::: RECORDS SUPPLIED :::

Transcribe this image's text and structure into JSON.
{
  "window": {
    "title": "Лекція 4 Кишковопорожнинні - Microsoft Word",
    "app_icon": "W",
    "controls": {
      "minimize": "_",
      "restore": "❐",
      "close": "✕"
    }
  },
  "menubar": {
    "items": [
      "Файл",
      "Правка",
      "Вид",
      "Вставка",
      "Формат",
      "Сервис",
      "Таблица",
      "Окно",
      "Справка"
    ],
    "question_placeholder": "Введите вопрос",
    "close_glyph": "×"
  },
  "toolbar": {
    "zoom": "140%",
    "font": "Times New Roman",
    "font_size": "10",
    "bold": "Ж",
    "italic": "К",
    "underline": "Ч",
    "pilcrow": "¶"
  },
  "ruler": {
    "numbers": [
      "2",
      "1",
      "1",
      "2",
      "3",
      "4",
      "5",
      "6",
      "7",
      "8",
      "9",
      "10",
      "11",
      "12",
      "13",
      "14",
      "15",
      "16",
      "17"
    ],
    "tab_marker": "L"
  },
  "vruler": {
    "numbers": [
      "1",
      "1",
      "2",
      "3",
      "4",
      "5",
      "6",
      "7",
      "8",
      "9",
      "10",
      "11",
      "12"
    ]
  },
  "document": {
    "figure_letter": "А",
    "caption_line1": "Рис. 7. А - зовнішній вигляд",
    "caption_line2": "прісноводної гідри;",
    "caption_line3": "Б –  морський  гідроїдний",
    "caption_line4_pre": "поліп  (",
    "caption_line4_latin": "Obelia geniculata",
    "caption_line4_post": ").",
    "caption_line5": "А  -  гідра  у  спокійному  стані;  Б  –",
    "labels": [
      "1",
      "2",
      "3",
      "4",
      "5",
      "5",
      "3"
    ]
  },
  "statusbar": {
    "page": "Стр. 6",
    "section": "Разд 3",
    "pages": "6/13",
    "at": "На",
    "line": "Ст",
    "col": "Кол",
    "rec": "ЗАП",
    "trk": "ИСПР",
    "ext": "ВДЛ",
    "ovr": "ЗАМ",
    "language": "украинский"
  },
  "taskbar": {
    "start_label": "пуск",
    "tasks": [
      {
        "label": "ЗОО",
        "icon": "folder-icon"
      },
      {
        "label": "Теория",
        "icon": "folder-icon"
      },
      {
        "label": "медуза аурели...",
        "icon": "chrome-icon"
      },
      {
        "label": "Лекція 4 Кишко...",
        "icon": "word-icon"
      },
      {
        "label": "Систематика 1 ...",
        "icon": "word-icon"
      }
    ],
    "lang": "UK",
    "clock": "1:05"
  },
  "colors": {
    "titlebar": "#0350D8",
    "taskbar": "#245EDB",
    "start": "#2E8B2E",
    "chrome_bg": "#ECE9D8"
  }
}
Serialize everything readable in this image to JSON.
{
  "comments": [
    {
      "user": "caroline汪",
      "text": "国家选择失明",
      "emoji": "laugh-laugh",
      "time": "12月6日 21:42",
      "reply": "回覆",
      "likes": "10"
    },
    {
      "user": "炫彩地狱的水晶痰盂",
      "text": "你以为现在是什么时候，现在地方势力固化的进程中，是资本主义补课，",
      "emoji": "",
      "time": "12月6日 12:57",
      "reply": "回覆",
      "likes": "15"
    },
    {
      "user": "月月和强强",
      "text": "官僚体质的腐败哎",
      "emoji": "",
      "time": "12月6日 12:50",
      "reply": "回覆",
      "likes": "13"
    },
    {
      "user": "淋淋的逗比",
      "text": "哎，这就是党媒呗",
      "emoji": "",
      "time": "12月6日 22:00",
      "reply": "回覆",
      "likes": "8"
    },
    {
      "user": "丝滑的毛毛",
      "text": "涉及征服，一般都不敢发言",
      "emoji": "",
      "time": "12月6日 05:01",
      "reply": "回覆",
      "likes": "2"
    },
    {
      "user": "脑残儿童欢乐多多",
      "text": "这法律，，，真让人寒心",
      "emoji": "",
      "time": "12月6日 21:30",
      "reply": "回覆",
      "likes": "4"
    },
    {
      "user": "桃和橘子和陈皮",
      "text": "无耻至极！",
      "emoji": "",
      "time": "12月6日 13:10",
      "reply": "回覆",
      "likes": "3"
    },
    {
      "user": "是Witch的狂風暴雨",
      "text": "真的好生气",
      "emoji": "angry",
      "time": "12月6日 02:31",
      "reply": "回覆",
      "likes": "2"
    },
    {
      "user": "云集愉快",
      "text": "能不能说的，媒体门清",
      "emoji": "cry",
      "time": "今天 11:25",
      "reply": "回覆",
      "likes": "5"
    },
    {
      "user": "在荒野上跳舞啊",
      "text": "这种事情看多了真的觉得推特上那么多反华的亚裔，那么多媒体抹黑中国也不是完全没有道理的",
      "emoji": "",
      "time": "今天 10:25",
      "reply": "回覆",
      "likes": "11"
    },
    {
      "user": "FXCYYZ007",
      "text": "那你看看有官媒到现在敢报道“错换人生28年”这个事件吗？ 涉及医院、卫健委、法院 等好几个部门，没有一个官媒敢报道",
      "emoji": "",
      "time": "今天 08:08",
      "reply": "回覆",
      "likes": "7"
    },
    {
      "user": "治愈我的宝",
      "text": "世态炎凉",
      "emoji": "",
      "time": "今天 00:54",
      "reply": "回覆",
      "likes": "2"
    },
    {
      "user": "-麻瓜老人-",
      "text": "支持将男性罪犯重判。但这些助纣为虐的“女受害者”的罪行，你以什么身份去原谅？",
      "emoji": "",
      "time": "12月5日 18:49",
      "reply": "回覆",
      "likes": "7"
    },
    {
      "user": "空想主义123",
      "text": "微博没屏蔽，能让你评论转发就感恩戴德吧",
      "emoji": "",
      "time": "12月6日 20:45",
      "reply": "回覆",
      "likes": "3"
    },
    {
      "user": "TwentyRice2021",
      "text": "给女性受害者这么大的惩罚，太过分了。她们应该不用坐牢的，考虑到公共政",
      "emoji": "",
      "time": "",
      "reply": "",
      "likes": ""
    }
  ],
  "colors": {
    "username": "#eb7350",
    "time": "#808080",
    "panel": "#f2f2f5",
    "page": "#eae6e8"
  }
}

:::

**SHORT EXERCISE**: Check every line of the listing for the string "image" and report how many lines have it, as a number alone.

**ANSWER FOR THIS EXERCISE**: 2